-- Start --
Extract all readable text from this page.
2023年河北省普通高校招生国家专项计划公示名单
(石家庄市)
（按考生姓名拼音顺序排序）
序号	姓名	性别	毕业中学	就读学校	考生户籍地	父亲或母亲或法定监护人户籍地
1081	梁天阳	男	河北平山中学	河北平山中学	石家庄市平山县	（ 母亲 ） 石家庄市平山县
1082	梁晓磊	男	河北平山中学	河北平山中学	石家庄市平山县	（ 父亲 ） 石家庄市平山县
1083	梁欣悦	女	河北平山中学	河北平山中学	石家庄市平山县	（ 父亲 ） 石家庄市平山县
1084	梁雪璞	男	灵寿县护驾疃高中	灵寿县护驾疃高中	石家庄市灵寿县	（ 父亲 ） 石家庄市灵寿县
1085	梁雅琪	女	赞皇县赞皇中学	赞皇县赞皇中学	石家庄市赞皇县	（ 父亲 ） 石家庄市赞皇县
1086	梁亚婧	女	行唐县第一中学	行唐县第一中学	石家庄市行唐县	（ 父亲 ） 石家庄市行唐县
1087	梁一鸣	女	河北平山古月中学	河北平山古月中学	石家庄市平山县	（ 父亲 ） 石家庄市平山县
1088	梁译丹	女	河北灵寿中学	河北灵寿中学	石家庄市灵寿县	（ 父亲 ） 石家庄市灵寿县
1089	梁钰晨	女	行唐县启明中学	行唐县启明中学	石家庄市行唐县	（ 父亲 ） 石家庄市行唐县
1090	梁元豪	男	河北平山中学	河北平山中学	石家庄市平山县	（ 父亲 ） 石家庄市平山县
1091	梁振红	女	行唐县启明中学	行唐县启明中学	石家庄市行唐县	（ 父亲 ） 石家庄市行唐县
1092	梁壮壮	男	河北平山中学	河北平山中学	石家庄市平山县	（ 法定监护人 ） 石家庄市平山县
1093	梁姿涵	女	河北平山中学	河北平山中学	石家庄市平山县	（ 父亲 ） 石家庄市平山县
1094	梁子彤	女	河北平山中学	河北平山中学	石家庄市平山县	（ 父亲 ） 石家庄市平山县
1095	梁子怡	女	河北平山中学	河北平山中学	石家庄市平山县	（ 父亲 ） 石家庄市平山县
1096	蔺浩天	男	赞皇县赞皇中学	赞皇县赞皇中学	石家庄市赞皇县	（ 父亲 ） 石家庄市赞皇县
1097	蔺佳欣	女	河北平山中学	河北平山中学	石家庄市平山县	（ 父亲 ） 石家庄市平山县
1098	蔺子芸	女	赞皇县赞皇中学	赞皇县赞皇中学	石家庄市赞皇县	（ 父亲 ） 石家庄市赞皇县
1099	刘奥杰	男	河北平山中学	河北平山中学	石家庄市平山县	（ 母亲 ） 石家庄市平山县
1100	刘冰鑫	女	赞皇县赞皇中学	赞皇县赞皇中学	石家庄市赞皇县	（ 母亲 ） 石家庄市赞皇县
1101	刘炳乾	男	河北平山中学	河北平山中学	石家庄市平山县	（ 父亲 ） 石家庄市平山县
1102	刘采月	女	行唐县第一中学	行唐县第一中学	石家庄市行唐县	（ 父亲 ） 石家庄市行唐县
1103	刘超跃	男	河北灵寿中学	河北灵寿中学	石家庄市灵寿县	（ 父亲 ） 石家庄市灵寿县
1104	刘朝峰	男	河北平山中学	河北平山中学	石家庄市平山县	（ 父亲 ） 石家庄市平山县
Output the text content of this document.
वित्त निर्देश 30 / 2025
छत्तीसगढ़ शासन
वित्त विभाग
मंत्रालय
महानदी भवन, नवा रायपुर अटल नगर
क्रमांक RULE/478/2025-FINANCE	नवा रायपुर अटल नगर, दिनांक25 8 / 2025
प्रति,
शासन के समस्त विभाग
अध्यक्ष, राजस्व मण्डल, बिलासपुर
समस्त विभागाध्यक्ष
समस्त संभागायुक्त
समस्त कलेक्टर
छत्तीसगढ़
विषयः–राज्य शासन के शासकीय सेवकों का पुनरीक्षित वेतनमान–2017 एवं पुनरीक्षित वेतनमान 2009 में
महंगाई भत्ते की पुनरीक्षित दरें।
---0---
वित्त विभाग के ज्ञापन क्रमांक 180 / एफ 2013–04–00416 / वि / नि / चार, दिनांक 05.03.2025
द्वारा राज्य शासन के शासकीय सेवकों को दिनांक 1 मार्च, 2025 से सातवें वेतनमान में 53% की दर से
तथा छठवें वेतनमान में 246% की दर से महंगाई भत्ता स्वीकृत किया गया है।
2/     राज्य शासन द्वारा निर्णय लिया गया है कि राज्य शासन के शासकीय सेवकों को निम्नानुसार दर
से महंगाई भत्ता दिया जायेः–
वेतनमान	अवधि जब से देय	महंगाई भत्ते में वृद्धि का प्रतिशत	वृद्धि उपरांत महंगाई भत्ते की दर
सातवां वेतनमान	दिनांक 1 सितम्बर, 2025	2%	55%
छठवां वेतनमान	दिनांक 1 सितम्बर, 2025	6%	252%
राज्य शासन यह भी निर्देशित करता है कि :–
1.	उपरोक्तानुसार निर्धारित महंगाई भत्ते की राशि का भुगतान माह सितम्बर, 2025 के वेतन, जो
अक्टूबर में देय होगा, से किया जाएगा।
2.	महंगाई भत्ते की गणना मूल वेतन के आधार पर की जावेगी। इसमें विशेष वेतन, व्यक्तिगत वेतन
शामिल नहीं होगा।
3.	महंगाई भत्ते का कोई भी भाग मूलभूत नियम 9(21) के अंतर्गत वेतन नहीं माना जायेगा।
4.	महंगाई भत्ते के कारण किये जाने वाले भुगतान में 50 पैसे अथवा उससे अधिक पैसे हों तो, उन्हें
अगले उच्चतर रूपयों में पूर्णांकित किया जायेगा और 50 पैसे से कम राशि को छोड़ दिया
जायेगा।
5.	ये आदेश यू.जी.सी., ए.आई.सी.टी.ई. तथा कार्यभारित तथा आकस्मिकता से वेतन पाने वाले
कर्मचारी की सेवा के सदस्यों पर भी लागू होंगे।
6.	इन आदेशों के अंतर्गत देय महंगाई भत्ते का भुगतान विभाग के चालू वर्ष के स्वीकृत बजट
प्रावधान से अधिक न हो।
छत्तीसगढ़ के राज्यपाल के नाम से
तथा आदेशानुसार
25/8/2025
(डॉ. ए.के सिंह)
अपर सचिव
-- End --
» **Requirements**:
Filter the listing above for the string "行唐县第一中学" and copy every matching line.

» **The reply**:
1086	梁亚婧	女	行唐县第一中学	行唐县第一中学	石家庄市行唐县	（ 父亲 ） 石家庄市行唐县
1102	刘采月	女	行唐县第一中学	行唐县第一中学	石家庄市行唐县	（ 父亲 ） 石家庄市行唐县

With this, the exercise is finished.